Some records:

============================================================

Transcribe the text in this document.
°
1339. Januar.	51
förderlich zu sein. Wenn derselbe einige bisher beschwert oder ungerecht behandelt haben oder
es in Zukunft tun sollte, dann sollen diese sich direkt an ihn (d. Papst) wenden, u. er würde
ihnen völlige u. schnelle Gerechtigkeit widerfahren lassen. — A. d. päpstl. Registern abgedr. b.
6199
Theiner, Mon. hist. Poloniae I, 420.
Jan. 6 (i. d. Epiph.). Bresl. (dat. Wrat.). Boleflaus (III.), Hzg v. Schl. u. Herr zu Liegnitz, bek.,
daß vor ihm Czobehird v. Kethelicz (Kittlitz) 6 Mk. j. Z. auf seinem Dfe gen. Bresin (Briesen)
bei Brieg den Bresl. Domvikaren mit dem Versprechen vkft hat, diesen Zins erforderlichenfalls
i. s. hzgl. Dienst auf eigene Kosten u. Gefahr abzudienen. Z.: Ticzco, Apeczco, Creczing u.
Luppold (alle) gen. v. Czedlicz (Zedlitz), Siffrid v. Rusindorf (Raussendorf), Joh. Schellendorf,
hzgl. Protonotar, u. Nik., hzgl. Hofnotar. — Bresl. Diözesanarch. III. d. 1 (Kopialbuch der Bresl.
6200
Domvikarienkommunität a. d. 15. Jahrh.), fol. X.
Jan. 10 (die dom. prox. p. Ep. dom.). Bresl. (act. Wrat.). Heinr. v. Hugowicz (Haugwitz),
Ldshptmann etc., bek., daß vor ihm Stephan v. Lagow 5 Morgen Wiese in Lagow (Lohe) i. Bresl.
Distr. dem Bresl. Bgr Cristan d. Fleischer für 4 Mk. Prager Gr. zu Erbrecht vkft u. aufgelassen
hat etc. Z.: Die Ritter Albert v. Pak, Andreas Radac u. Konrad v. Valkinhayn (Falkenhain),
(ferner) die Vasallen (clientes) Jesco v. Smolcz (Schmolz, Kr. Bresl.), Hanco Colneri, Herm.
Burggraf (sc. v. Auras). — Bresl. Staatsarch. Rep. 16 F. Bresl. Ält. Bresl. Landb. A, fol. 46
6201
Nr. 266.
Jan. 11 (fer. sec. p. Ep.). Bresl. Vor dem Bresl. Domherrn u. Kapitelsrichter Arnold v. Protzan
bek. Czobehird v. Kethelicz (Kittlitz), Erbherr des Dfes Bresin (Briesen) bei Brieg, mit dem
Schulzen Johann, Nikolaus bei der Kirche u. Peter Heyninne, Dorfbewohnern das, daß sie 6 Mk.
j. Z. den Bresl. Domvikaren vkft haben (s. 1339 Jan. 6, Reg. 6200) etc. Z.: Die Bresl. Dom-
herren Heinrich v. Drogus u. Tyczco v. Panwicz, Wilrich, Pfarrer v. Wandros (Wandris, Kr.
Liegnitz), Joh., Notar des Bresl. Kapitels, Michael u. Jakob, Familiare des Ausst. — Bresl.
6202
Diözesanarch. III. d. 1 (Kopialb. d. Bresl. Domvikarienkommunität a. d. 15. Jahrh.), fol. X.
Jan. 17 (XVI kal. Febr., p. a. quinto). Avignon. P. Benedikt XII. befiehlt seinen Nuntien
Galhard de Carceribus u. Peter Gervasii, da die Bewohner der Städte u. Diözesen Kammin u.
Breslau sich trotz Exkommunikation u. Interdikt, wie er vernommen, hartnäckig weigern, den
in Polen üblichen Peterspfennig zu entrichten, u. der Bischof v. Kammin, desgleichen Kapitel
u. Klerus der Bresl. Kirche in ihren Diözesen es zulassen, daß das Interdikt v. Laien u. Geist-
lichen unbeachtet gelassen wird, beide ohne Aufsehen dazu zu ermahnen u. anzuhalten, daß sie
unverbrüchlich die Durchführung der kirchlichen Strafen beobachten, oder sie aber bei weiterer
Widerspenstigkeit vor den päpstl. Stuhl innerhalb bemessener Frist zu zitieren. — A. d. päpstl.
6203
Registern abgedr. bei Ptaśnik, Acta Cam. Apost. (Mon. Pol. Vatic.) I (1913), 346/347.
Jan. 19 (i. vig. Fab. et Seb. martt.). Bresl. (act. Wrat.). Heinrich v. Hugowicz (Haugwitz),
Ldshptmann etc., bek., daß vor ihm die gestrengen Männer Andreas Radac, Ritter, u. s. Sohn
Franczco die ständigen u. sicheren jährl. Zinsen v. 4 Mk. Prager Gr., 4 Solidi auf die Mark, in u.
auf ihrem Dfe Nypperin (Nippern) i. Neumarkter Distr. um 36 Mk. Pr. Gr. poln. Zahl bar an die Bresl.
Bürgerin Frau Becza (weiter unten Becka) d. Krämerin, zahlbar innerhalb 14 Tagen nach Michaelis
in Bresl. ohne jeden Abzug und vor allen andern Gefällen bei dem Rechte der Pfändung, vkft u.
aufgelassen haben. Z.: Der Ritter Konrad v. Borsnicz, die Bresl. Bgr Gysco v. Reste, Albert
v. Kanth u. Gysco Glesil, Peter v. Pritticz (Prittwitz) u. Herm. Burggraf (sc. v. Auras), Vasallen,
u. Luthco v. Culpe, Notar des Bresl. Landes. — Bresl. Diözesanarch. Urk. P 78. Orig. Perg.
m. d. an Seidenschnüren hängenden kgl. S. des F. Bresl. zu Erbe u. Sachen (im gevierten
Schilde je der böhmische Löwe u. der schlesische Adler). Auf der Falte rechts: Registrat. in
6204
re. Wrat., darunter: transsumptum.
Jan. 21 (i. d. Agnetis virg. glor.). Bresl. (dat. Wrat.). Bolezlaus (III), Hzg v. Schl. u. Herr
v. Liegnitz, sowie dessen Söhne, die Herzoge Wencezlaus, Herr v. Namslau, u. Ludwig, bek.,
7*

============================================================

▶ [Given request] Quote all the records. Keep every word exact.

▶ [Exercise solution]
Transcribe the text in this document.
°
1339. Januar.	51
förderlich zu sein. Wenn derselbe einige bisher beschwert oder ungerecht behandelt haben oder
es in Zukunft tun sollte, dann sollen diese sich direkt an ihn (d. Papst) wenden, u. er würde
ihnen völlige u. schnelle Gerechtigkeit widerfahren lassen. — A. d. päpstl. Registern abgedr. b.
6199
Theiner, Mon. hist. Poloniae I, 420.
Jan. 6 (i. d. Epiph.). Bresl. (dat. Wrat.). Boleflaus (III.), Hzg v. Schl. u. Herr zu Liegnitz, bek.,
daß vor ihm Czobehird v. Kethelicz (Kittlitz) 6 Mk. j. Z. auf seinem Dfe gen. Bresin (Briesen)
bei Brieg den Bresl. Domvikaren mit dem Versprechen vkft hat, diesen Zins erforderlichenfalls
i. s. hzgl. Dienst auf eigene Kosten u. Gefahr abzudienen. Z.: Ticzco, Apeczco, Creczing u.
Luppold (alle) gen. v. Czedlicz (Zedlitz), Siffrid v. Rusindorf (Raussendorf), Joh. Schellendorf,
hzgl. Protonotar, u. Nik., hzgl. Hofnotar. — Bresl. Diözesanarch. III. d. 1 (Kopialbuch der Bresl.
6200
Domvikarienkommunität a. d. 15. Jahrh.), fol. X.
Jan. 10 (die dom. prox. p. Ep. dom.). Bresl. (act. Wrat.). Heinr. v. Hugowicz (Haugwitz),
Ldshptmann etc., bek., daß vor ihm Stephan v. Lagow 5 Morgen Wiese in Lagow (Lohe) i. Bresl.
Distr. dem Bresl. Bgr Cristan d. Fleischer für 4 Mk. Prager Gr. zu Erbrecht vkft u. aufgelassen
hat etc. Z.: Die Ritter Albert v. Pak, Andreas Radac u. Konrad v. Valkinhayn (Falkenhain),
(ferner) die Vasallen (clientes) Jesco v. Smolcz (Schmolz, Kr. Bresl.), Hanco Colneri, Herm.
Burggraf (sc. v. Auras). — Bresl. Staatsarch. Rep. 16 F. Bresl. Ält. Bresl. Landb. A, fol. 46
6201
Nr. 266.
Jan. 11 (fer. sec. p. Ep.). Bresl. Vor dem Bresl. Domherrn u. Kapitelsrichter Arnold v. Protzan
bek. Czobehird v. Kethelicz (Kittlitz), Erbherr des Dfes Bresin (Briesen) bei Brieg, mit dem
Schulzen Johann, Nikolaus bei der Kirche u. Peter Heyninne, Dorfbewohnern das, daß sie 6 Mk.
j. Z. den Bresl. Domvikaren vkft haben (s. 1339 Jan. 6, Reg. 6200) etc. Z.: Die Bresl. Dom-
herren Heinrich v. Drogus u. Tyczco v. Panwicz, Wilrich, Pfarrer v. Wandros (Wandris, Kr.
Liegnitz), Joh., Notar des Bresl. Kapitels, Michael u. Jakob, Familiare des Ausst. — Bresl.
6202
Diözesanarch. III. d. 1 (Kopialb. d. Bresl. Domvikarienkommunität a. d. 15. Jahrh.), fol. X.
Jan. 17 (XVI kal. Febr., p. a. quinto). Avignon. P. Benedikt XII. befiehlt seinen Nuntien
Galhard de Carceribus u. Peter Gervasii, da die Bewohner der Städte u. Diözesen Kammin u.
Breslau sich trotz Exkommunikation u. Interdikt, wie er vernommen, hartnäckig weigern, den
in Polen üblichen Peterspfennig zu entrichten, u. der Bischof v. Kammin, desgleichen Kapitel
u. Klerus der Bresl. Kirche in ihren Diözesen es zulassen, daß das Interdikt v. Laien u. Geist-
lichen unbeachtet gelassen wird, beide ohne Aufsehen dazu zu ermahnen u. anzuhalten, daß sie
unverbrüchlich die Durchführung der kirchlichen Strafen beobachten, oder sie aber bei weiterer
Widerspenstigkeit vor den päpstl. Stuhl innerhalb bemessener Frist zu zitieren. — A. d. päpstl.
6203
Registern abgedr. bei Ptaśnik, Acta Cam. Apost. (Mon. Pol. Vatic.) I (1913), 346/347.
Jan. 19 (i. vig. Fab. et Seb. martt.). Bresl. (act. Wrat.). Heinrich v. Hugowicz (Haugwitz),
Ldshptmann etc., bek., daß vor ihm die gestrengen Männer Andreas Radac, Ritter, u. s. Sohn
Franczco die ständigen u. sicheren jährl. Zinsen v. 4 Mk. Prager Gr., 4 Solidi auf die Mark, in u.
auf ihrem Dfe Nypperin (Nippern) i. Neumarkter Distr. um 36 Mk. Pr. Gr. poln. Zahl bar an die Bresl.
Bürgerin Frau Becza (weiter unten Becka) d. Krämerin, zahlbar innerhalb 14 Tagen nach Michaelis
in Bresl. ohne jeden Abzug und vor allen andern Gefällen bei dem Rechte der Pfändung, vkft u.
aufgelassen haben. Z.: Der Ritter Konrad v. Borsnicz, die Bresl. Bgr Gysco v. Reste, Albert
v. Kanth u. Gysco Glesil, Peter v. Pritticz (Prittwitz) u. Herm. Burggraf (sc. v. Auras), Vasallen,
u. Luthco v. Culpe, Notar des Bresl. Landes. — Bresl. Diözesanarch. Urk. P 78. Orig. Perg.
m. d. an Seidenschnüren hängenden kgl. S. des F. Bresl. zu Erbe u. Sachen (im gevierten
Schilde je der böhmische Löwe u. der schlesische Adler). Auf der Falte rechts: Registrat. in
6204
re. Wrat., darunter: transsumptum.
Jan. 21 (i. d. Agnetis virg. glor.). Bresl. (dat. Wrat.). Bolezlaus (III), Hzg v. Schl. u. Herr
v. Liegnitz, sowie dessen Söhne, die Herzoge Wencezlaus, Herr v. Namslau, u. Ludwig, bek.,
7*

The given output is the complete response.